EXERCISE REQUIREMENTS: Report how many lines in the data below hold the string "intake". Nothing else should appear in the answer.

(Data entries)
- Opening Delimiter -
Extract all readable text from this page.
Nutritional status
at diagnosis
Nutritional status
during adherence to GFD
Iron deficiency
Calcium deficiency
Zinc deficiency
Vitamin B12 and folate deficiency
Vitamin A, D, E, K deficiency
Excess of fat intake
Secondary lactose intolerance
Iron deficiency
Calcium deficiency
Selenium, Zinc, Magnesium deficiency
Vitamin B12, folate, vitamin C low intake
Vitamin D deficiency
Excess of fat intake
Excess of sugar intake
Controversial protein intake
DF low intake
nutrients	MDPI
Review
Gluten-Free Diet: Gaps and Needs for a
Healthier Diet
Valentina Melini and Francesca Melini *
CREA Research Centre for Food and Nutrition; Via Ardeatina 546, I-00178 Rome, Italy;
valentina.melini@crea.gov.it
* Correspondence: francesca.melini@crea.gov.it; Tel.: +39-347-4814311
- Closing Delimiter -
SOLUTION FOR THIS PROBLEM: 6